SUPPLIED ENTRIES ▸
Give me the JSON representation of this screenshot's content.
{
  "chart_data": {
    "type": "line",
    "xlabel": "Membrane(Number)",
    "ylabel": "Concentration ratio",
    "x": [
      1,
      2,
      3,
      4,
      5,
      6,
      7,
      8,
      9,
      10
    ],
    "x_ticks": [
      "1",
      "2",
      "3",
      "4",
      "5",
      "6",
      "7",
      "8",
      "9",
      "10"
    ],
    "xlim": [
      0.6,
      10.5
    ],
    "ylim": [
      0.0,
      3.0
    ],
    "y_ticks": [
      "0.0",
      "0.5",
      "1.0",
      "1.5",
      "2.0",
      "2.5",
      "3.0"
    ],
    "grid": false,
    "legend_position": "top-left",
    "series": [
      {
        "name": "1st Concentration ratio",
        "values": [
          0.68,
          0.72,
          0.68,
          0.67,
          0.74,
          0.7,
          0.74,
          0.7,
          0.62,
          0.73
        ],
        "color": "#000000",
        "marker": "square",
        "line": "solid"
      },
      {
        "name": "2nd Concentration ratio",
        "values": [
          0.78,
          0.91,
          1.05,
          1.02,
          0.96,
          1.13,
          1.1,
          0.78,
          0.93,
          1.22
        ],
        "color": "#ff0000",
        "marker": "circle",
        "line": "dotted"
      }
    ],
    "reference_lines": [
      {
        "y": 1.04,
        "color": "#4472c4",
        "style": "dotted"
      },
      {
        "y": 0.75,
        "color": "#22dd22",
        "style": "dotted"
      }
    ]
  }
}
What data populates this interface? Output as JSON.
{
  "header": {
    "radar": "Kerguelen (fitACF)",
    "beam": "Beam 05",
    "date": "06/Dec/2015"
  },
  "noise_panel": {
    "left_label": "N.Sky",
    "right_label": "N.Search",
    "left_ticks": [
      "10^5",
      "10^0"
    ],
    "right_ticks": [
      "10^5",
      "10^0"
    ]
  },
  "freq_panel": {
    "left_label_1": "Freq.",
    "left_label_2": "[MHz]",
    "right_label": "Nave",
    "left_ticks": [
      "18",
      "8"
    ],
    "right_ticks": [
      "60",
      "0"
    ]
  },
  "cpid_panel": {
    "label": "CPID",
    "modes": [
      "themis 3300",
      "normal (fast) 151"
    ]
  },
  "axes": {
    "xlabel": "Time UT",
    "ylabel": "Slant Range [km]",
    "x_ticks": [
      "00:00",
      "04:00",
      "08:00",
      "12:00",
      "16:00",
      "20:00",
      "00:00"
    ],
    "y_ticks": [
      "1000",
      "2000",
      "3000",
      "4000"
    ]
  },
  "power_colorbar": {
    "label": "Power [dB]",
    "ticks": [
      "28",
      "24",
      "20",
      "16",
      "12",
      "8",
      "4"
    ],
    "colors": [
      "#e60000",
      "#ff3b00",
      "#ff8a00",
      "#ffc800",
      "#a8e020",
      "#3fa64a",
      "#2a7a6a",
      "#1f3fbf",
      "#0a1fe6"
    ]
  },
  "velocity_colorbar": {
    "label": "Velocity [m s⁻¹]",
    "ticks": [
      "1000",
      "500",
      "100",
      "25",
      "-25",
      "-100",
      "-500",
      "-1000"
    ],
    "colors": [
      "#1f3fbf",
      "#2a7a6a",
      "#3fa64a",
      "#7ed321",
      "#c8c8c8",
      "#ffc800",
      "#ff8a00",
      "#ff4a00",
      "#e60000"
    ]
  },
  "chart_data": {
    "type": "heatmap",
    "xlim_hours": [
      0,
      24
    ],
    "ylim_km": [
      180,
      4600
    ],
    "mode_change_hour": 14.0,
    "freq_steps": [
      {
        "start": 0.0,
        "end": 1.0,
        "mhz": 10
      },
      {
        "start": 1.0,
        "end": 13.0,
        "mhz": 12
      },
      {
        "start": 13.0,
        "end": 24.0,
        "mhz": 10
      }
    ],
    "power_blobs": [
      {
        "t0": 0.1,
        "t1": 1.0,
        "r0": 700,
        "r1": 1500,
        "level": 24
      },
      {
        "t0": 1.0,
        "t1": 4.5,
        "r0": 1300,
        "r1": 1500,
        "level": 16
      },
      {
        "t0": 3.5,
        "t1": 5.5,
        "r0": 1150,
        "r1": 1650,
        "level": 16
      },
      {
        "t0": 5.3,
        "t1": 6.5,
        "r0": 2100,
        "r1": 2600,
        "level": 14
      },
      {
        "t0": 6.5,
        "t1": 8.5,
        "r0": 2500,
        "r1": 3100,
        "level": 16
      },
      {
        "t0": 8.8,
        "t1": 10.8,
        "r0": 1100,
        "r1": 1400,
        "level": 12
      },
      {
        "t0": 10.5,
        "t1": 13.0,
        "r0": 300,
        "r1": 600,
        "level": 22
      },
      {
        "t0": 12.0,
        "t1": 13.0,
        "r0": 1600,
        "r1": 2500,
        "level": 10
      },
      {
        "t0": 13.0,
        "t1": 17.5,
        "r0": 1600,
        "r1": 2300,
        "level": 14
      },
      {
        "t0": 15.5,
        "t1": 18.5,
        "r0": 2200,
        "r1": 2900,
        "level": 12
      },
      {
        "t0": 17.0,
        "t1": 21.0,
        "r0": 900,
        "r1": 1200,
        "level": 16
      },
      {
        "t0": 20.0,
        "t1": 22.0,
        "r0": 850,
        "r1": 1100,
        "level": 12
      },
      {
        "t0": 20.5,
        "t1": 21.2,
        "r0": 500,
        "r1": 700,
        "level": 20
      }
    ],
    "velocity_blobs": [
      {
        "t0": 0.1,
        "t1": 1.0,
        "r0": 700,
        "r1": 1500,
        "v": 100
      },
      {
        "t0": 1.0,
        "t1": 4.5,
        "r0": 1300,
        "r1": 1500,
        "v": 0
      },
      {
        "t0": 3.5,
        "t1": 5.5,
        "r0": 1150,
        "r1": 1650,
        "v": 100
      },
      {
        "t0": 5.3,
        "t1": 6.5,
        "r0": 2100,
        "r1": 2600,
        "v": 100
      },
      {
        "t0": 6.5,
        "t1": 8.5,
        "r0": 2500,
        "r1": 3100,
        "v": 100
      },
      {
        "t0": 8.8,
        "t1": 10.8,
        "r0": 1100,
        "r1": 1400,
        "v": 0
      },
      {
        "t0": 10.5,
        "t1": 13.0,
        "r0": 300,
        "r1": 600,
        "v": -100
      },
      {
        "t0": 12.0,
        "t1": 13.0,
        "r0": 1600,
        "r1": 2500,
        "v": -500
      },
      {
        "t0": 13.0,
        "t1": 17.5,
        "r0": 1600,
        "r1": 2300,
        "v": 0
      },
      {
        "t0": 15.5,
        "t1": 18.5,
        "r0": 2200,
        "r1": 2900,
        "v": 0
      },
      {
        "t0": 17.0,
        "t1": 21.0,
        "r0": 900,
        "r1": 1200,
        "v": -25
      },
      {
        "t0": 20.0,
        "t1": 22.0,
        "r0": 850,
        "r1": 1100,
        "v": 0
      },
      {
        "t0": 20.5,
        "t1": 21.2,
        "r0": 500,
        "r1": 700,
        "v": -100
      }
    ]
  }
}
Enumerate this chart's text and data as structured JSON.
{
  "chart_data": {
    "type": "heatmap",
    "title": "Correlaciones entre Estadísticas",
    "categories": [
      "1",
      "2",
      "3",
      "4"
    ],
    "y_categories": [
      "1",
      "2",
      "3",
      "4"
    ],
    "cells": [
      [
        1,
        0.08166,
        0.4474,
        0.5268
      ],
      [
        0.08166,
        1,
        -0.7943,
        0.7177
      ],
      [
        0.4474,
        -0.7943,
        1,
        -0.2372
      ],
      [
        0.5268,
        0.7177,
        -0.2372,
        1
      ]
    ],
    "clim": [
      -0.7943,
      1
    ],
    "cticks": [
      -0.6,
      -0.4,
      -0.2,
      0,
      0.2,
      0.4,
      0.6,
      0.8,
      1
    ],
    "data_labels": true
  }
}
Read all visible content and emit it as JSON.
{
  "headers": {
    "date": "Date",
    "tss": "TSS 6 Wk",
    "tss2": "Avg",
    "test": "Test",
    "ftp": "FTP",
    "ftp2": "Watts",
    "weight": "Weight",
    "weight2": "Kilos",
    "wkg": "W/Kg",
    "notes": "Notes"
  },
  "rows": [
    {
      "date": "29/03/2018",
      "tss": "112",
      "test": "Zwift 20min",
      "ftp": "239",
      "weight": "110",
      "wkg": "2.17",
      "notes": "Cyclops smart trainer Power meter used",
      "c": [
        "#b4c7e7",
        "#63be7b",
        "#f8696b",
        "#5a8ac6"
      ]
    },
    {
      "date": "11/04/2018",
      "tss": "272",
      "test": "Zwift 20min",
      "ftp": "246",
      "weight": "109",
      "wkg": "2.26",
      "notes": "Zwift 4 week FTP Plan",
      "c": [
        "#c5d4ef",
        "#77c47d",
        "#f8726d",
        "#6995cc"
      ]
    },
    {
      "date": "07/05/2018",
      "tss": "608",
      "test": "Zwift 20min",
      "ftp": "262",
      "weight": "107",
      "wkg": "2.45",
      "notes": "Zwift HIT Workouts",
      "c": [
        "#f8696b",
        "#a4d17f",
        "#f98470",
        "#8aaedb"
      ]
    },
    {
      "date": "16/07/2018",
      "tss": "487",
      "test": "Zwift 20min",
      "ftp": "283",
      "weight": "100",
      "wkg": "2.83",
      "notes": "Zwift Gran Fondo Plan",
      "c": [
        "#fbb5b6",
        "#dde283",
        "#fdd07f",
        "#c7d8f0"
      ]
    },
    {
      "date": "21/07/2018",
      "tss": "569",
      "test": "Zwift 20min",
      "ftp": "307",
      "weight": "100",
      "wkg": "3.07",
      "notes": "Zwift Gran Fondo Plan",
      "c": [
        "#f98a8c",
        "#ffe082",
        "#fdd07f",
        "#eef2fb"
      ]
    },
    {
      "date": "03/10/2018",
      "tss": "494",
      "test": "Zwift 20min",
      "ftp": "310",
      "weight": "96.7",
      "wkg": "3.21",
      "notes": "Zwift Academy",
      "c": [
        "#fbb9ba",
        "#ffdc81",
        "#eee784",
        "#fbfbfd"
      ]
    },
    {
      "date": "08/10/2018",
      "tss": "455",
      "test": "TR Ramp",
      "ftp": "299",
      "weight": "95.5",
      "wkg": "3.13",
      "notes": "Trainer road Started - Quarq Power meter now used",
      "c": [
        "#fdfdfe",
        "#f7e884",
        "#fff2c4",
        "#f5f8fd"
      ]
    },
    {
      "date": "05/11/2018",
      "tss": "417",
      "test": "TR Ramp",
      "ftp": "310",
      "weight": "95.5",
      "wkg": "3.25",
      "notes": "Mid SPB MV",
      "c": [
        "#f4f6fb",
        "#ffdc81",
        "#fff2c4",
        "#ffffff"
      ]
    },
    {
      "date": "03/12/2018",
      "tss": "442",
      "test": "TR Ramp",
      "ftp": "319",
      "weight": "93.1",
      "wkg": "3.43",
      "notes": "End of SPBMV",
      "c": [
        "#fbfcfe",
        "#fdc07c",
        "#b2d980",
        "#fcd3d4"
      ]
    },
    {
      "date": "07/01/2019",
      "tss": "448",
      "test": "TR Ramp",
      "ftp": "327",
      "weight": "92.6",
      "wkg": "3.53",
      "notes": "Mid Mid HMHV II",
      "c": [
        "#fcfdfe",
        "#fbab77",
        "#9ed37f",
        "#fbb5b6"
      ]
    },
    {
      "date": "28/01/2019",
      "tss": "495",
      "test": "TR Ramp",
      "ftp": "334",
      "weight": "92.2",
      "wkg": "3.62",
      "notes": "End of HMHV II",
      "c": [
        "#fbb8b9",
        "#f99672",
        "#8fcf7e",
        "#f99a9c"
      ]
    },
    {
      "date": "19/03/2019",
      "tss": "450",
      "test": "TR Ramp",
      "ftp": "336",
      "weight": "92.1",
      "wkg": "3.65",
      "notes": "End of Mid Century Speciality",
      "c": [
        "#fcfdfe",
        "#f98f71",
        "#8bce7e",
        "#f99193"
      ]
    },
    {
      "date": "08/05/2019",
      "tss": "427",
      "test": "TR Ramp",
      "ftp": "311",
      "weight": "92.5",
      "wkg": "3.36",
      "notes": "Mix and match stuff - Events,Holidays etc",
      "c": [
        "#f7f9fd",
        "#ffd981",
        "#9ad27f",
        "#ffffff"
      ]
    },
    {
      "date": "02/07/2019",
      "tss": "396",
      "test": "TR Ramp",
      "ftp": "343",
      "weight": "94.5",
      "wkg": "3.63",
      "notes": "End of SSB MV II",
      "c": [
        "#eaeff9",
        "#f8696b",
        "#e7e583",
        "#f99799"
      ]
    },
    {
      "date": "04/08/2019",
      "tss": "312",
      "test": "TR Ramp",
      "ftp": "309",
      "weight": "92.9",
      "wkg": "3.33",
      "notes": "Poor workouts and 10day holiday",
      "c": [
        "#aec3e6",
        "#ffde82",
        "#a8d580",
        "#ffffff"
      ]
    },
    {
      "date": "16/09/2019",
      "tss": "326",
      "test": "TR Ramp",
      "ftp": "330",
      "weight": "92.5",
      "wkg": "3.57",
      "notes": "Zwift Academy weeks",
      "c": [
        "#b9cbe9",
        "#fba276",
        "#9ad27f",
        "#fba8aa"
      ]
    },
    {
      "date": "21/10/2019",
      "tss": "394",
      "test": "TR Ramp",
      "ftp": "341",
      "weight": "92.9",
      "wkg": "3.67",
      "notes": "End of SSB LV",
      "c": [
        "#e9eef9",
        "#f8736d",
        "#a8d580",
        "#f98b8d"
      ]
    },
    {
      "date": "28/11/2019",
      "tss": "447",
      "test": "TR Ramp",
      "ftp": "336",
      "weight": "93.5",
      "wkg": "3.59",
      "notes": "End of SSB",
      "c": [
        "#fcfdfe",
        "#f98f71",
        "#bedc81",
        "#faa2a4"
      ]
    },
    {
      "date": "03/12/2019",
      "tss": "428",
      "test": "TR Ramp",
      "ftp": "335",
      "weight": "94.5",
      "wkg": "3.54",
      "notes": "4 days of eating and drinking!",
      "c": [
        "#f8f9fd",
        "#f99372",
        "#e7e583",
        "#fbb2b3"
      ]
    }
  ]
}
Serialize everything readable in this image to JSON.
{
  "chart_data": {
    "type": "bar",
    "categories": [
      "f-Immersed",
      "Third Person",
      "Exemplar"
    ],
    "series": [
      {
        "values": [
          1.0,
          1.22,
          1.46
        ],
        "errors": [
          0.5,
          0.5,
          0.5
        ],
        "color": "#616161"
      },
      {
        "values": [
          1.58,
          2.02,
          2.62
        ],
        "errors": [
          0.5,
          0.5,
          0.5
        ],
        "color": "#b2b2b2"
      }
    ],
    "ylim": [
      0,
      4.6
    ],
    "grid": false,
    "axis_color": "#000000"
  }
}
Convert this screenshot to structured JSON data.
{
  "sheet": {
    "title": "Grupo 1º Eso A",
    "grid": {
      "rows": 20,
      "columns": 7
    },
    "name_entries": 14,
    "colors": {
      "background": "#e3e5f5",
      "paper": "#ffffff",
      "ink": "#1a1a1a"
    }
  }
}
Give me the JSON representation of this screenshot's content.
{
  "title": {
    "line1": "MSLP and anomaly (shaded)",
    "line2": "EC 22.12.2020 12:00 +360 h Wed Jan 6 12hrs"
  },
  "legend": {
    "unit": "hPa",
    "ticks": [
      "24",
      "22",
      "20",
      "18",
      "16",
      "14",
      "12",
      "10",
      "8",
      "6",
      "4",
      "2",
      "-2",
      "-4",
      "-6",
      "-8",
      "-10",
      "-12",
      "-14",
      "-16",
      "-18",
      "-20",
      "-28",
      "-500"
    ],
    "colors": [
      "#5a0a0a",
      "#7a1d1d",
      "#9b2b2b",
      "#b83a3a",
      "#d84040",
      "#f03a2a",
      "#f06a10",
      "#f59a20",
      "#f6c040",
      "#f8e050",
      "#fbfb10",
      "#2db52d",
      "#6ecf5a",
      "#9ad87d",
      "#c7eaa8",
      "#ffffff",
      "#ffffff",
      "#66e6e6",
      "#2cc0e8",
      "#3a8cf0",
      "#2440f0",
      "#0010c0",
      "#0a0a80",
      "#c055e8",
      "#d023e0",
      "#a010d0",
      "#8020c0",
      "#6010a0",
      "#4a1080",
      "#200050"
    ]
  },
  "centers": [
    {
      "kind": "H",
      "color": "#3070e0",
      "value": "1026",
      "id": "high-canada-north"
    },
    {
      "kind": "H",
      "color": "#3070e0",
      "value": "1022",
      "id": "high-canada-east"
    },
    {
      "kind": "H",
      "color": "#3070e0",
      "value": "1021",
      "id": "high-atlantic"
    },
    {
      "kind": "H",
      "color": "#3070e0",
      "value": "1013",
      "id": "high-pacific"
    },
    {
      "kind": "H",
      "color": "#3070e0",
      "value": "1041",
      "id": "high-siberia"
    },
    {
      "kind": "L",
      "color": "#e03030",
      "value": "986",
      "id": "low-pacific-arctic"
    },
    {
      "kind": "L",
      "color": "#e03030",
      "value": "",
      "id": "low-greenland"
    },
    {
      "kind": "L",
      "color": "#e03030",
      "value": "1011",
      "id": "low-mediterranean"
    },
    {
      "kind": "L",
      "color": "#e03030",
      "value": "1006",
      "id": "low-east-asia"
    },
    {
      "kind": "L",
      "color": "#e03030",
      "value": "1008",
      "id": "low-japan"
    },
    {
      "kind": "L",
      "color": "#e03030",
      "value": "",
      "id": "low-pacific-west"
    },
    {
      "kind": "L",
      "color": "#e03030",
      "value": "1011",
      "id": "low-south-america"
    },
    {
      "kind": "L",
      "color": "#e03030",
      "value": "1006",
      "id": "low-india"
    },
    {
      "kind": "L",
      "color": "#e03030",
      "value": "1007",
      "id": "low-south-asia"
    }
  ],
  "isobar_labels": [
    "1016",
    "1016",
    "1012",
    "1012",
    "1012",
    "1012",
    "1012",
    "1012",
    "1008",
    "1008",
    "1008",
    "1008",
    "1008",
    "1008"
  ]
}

WORK TO DO ▸
Pick out every line above that holds the word "pacific" and copy it.

TASK RESULT ▸
      "id": "high-pacific"
      "id": "low-pacific-arctic"
      "id": "low-pacific-west"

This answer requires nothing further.